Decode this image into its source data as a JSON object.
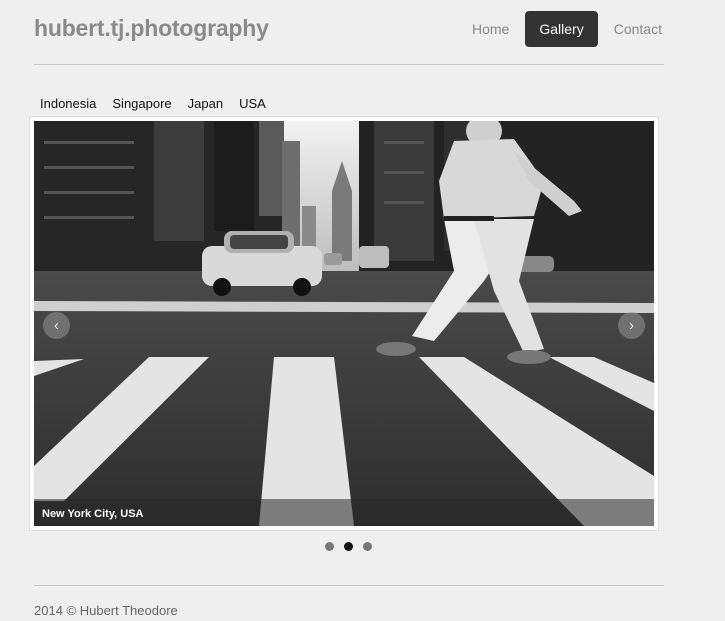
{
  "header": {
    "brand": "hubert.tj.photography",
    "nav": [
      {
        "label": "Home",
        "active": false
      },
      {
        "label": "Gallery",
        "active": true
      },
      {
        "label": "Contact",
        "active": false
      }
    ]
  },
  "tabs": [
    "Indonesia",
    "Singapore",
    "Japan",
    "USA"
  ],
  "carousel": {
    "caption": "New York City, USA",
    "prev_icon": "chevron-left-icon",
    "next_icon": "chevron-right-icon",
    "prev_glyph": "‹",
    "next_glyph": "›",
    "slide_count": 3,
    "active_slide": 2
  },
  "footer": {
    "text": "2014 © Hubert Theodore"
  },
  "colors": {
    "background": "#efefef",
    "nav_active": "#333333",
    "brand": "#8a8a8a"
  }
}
__________
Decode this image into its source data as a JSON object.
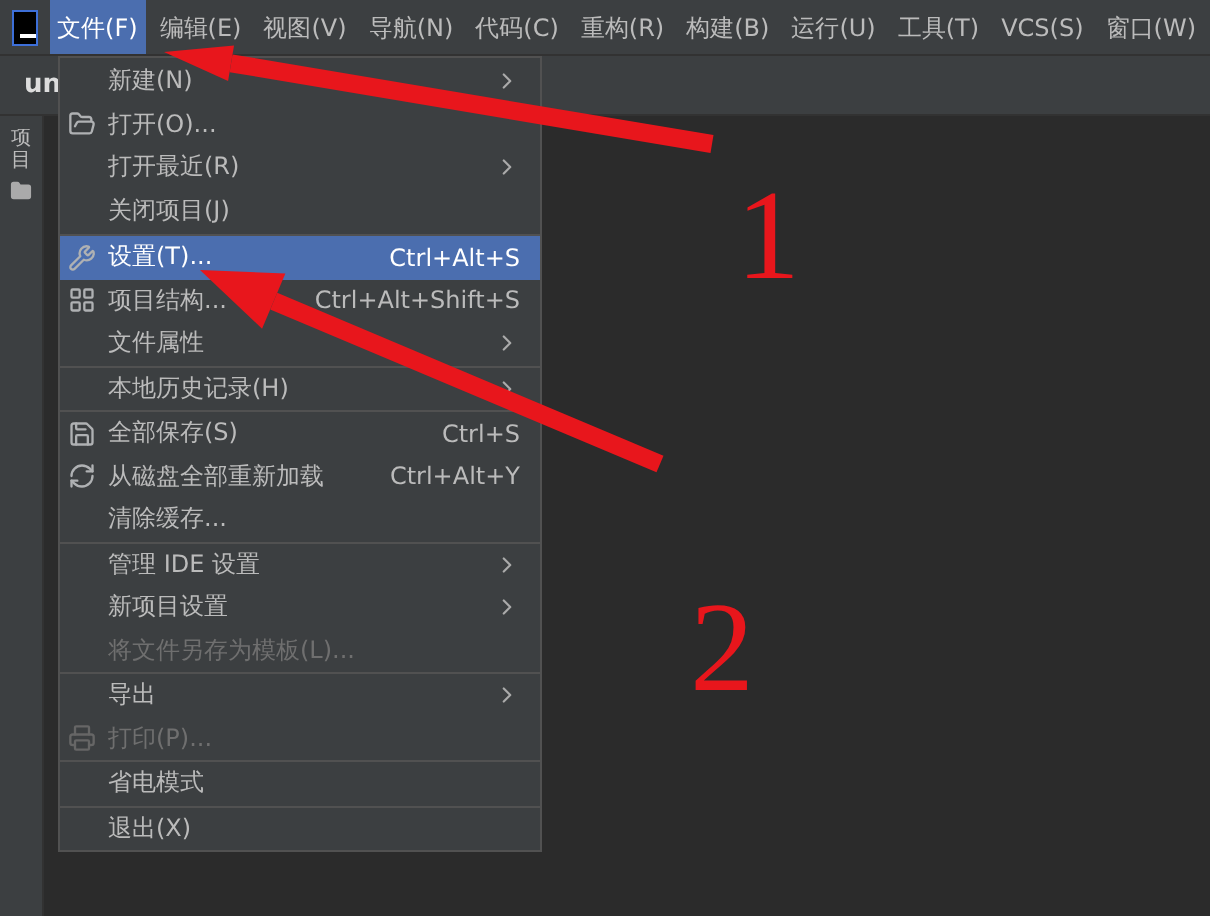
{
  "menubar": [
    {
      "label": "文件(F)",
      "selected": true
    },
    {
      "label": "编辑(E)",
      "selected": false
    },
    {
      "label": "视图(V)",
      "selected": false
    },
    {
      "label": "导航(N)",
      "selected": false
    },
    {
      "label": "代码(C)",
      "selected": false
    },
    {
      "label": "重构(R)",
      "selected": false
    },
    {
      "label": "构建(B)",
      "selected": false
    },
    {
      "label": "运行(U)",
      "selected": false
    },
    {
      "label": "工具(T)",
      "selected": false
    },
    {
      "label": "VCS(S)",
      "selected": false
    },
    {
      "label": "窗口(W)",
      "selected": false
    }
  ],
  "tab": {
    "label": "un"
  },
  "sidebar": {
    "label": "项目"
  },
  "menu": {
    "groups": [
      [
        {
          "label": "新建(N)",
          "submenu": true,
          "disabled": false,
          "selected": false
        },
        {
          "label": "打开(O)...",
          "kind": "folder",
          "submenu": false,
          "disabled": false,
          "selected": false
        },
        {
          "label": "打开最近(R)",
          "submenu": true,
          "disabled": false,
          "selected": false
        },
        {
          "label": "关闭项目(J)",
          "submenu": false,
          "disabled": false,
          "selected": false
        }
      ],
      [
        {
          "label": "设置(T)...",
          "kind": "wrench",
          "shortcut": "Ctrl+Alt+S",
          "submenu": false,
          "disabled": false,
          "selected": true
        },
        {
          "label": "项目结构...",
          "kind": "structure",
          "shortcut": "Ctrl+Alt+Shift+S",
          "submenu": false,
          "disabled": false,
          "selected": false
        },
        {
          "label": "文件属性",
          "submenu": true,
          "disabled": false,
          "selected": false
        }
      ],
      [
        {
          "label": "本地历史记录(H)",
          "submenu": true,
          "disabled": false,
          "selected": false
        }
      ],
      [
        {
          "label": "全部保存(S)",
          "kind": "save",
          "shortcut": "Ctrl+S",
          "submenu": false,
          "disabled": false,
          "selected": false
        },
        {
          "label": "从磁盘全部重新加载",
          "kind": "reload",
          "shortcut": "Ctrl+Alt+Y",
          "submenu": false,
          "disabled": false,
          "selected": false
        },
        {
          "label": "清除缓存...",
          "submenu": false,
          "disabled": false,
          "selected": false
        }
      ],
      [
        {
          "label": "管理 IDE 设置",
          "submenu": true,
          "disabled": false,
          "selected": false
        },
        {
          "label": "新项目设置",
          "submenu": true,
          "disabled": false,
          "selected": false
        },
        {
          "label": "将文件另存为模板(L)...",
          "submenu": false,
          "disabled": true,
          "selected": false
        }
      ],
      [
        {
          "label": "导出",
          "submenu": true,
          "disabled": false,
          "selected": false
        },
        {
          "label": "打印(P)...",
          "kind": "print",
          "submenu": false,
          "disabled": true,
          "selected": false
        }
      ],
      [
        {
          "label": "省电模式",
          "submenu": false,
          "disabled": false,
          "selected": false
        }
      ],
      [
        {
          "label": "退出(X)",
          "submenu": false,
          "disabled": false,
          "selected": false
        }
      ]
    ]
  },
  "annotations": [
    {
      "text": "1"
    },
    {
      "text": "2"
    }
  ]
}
__________
* **GOAL**
Look over the records above and copy each line that includes the string "icon".

* **SOLVED EXERCISE**
    "prev_icon": "chevron-left-icon",
    "next_icon": "chevron-right-icon",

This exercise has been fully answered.